## WHAT TO PRODUCE
Look through the data below and work out how many lines contain the string "TWSC". Give the number alone.

[Stored data]
* * * * *

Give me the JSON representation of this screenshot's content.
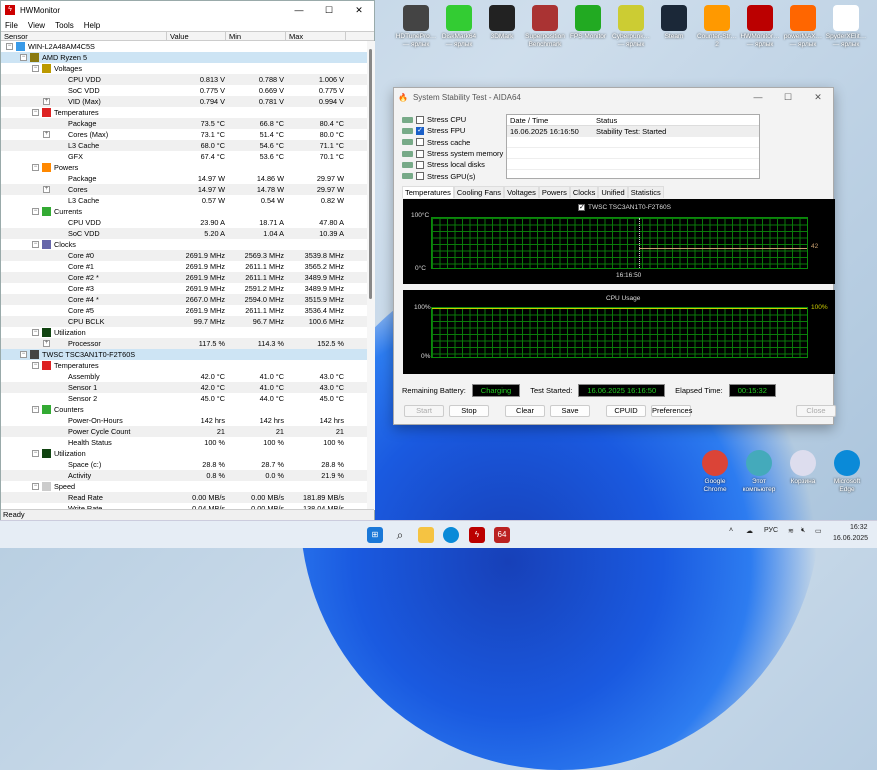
{
  "hwmonitor": {
    "title": "HWMonitor",
    "menu": [
      "File",
      "View",
      "Tools",
      "Help"
    ],
    "columns": [
      "Sensor",
      "Value",
      "Min",
      "Max"
    ],
    "status": "Ready",
    "rows": [
      {
        "lvl": 0,
        "label": "WIN-L2A48AM4C5S",
        "icon": "computer-icon",
        "exp": "-"
      },
      {
        "lvl": 1,
        "label": "AMD Ryzen 5",
        "icon": "cpu-chip-icon",
        "exp": "-",
        "sel": true
      },
      {
        "lvl": 2,
        "label": "Voltages",
        "icon": "voltage-icon",
        "exp": "-"
      },
      {
        "lvl": 3,
        "label": "CPU VDD",
        "value": "0.813 V",
        "min": "0.788 V",
        "max": "1.006 V"
      },
      {
        "lvl": 3,
        "label": "SoC VDD",
        "value": "0.775 V",
        "min": "0.669 V",
        "max": "0.775 V"
      },
      {
        "lvl": 3,
        "label": "VID (Max)",
        "value": "0.794 V",
        "min": "0.781 V",
        "max": "0.994 V",
        "exp": "+"
      },
      {
        "lvl": 2,
        "label": "Temperatures",
        "icon": "thermometer-icon",
        "exp": "-"
      },
      {
        "lvl": 3,
        "label": "Package",
        "value": "73.5 °C",
        "min": "66.8 °C",
        "max": "80.4 °C"
      },
      {
        "lvl": 3,
        "label": "Cores (Max)",
        "value": "73.1 °C",
        "min": "51.4 °C",
        "max": "80.0 °C",
        "exp": "+"
      },
      {
        "lvl": 3,
        "label": "L3 Cache",
        "value": "68.0 °C",
        "min": "54.6 °C",
        "max": "71.1 °C"
      },
      {
        "lvl": 3,
        "label": "GFX",
        "value": "67.4 °C",
        "min": "53.6 °C",
        "max": "70.1 °C"
      },
      {
        "lvl": 2,
        "label": "Powers",
        "icon": "power-flame-icon",
        "exp": "-"
      },
      {
        "lvl": 3,
        "label": "Package",
        "value": "14.97 W",
        "min": "14.86 W",
        "max": "29.97 W"
      },
      {
        "lvl": 3,
        "label": "Cores",
        "value": "14.97 W",
        "min": "14.78 W",
        "max": "29.97 W",
        "exp": "+"
      },
      {
        "lvl": 3,
        "label": "L3 Cache",
        "value": "0.57 W",
        "min": "0.54 W",
        "max": "0.82 W"
      },
      {
        "lvl": 2,
        "label": "Currents",
        "icon": "current-icon",
        "exp": "-"
      },
      {
        "lvl": 3,
        "label": "CPU VDD",
        "value": "23.90 A",
        "min": "18.71 A",
        "max": "47.80 A"
      },
      {
        "lvl": 3,
        "label": "SoC VDD",
        "value": "5.20 A",
        "min": "1.04 A",
        "max": "10.39 A"
      },
      {
        "lvl": 2,
        "label": "Clocks",
        "icon": "clock-chip-icon",
        "exp": "-"
      },
      {
        "lvl": 3,
        "label": "Core #0",
        "value": "2691.9 MHz",
        "min": "2569.3 MHz",
        "max": "3539.8 MHz"
      },
      {
        "lvl": 3,
        "label": "Core #1",
        "value": "2691.9 MHz",
        "min": "2611.1 MHz",
        "max": "3565.2 MHz"
      },
      {
        "lvl": 3,
        "label": "Core #2 *",
        "value": "2691.9 MHz",
        "min": "2611.1 MHz",
        "max": "3489.9 MHz"
      },
      {
        "lvl": 3,
        "label": "Core #3",
        "value": "2691.9 MHz",
        "min": "2591.2 MHz",
        "max": "3489.9 MHz"
      },
      {
        "lvl": 3,
        "label": "Core #4 *",
        "value": "2667.0 MHz",
        "min": "2594.0 MHz",
        "max": "3515.9 MHz"
      },
      {
        "lvl": 3,
        "label": "Core #5",
        "value": "2691.9 MHz",
        "min": "2611.1 MHz",
        "max": "3536.4 MHz"
      },
      {
        "lvl": 3,
        "label": "CPU BCLK",
        "value": "99.7 MHz",
        "min": "96.7 MHz",
        "max": "100.6 MHz"
      },
      {
        "lvl": 2,
        "label": "Utilization",
        "icon": "utilization-icon",
        "exp": "-"
      },
      {
        "lvl": 3,
        "label": "Processor",
        "value": "117.5 %",
        "min": "114.3 %",
        "max": "152.5 %",
        "exp": "+"
      },
      {
        "lvl": 1,
        "label": "TWSC TSC3AN1T0-F2T60S",
        "icon": "drive-icon",
        "exp": "-",
        "sel": true
      },
      {
        "lvl": 2,
        "label": "Temperatures",
        "icon": "thermometer-icon",
        "exp": "-"
      },
      {
        "lvl": 3,
        "label": "Assembly",
        "value": "42.0 °C",
        "min": "41.0 °C",
        "max": "43.0 °C"
      },
      {
        "lvl": 3,
        "label": "Sensor 1",
        "value": "42.0 °C",
        "min": "41.0 °C",
        "max": "43.0 °C"
      },
      {
        "lvl": 3,
        "label": "Sensor 2",
        "value": "45.0 °C",
        "min": "44.0 °C",
        "max": "45.0 °C"
      },
      {
        "lvl": 2,
        "label": "Counters",
        "icon": "counter-icon",
        "exp": "-"
      },
      {
        "lvl": 3,
        "label": "Power-On-Hours",
        "value": "142 hrs",
        "min": "142 hrs",
        "max": "142 hrs"
      },
      {
        "lvl": 3,
        "label": "Power Cycle Count",
        "value": "21",
        "min": "21",
        "max": "21"
      },
      {
        "lvl": 3,
        "label": "Health Status",
        "value": "100 %",
        "min": "100 %",
        "max": "100 %"
      },
      {
        "lvl": 2,
        "label": "Utilization",
        "icon": "utilization-icon",
        "exp": "-"
      },
      {
        "lvl": 3,
        "label": "Space (c:)",
        "value": "28.8 %",
        "min": "28.7 %",
        "max": "28.8 %"
      },
      {
        "lvl": 3,
        "label": "Activity",
        "value": "0.8 %",
        "min": "0.0 %",
        "max": "21.9 %"
      },
      {
        "lvl": 2,
        "label": "Speed",
        "icon": "speed-gauge-icon",
        "exp": "-"
      },
      {
        "lvl": 3,
        "label": "Read Rate",
        "value": "0.00 MB/s",
        "min": "0.00 MB/s",
        "max": "181.89 MB/s"
      },
      {
        "lvl": 3,
        "label": "Write Rate",
        "value": "0.04 MB/s",
        "min": "0.00 MB/s",
        "max": "138.04 MB/s"
      }
    ]
  },
  "aida": {
    "title": "System Stability Test - AIDA64",
    "stress": [
      {
        "label": "Stress CPU",
        "checked": false
      },
      {
        "label": "Stress FPU",
        "checked": true
      },
      {
        "label": "Stress cache",
        "checked": false
      },
      {
        "label": "Stress system memory",
        "checked": false
      },
      {
        "label": "Stress local disks",
        "checked": false
      },
      {
        "label": "Stress GPU(s)",
        "checked": false
      }
    ],
    "log_headers": [
      "Date / Time",
      "Status"
    ],
    "log": [
      {
        "time": "16.06.2025 16:16:50",
        "status": "Stability Test: Started"
      }
    ],
    "tabs": [
      "Temperatures",
      "Cooling Fans",
      "Voltages",
      "Powers",
      "Clocks",
      "Unified",
      "Statistics"
    ],
    "temp_graph": {
      "legend": "TWSC TSC3AN1T0-F2T60S",
      "ymax": "100°C",
      "ymin": "0°C",
      "xlabel": "16:16:50",
      "current": "42",
      "value": 42
    },
    "cpu_graph": {
      "title": "CPU Usage",
      "ymax": "100%",
      "ymin": "0%",
      "current": "100%",
      "value": 100
    },
    "battery_label": "Remaining Battery:",
    "battery": "Charging",
    "started_label": "Test Started:",
    "started": "16.06.2025 16:16:50",
    "elapsed_label": "Elapsed Time:",
    "elapsed": "00:15:32",
    "buttons": {
      "start": "Start",
      "stop": "Stop",
      "clear": "Clear",
      "save": "Save",
      "cpuid": "CPUID",
      "prefs": "Preferences",
      "close": "Close"
    }
  },
  "desktop": {
    "icons": [
      {
        "label": "HDTunePro… — ярлык",
        "color": "#444"
      },
      {
        "label": "DiskMark64 — ярлык",
        "color": "#3c3"
      },
      {
        "label": "3DMark",
        "color": "#222"
      },
      {
        "label": "Superposition Benchmark",
        "color": "#a33"
      },
      {
        "label": "FPS Monitor",
        "color": "#2a2"
      },
      {
        "label": "Cyberpunk… — ярлык",
        "color": "#cc3"
      },
      {
        "label": "Steam",
        "color": "#1b2838"
      },
      {
        "label": "Counter-Str… 2",
        "color": "#f90"
      },
      {
        "label": "HWMonitor… — ярлык",
        "color": "#b00"
      },
      {
        "label": "powerMAX… — ярлык",
        "color": "#f60"
      },
      {
        "label": "SpyderXElit… — ярлык",
        "color": "#fff"
      }
    ],
    "bottom_icons": [
      {
        "label": "Google Chrome",
        "color": "#db4437"
      },
      {
        "label": "Этот компьютер",
        "color": "#4ab"
      },
      {
        "label": "Корзина",
        "color": "#dde"
      },
      {
        "label": "Microsoft Edge",
        "color": "#0a8ad8"
      }
    ]
  },
  "taskbar": {
    "lang": "РУС",
    "time": "16:32",
    "date": "16.06.2025"
  }
}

* * * * *

## CORRECT ANSWER
2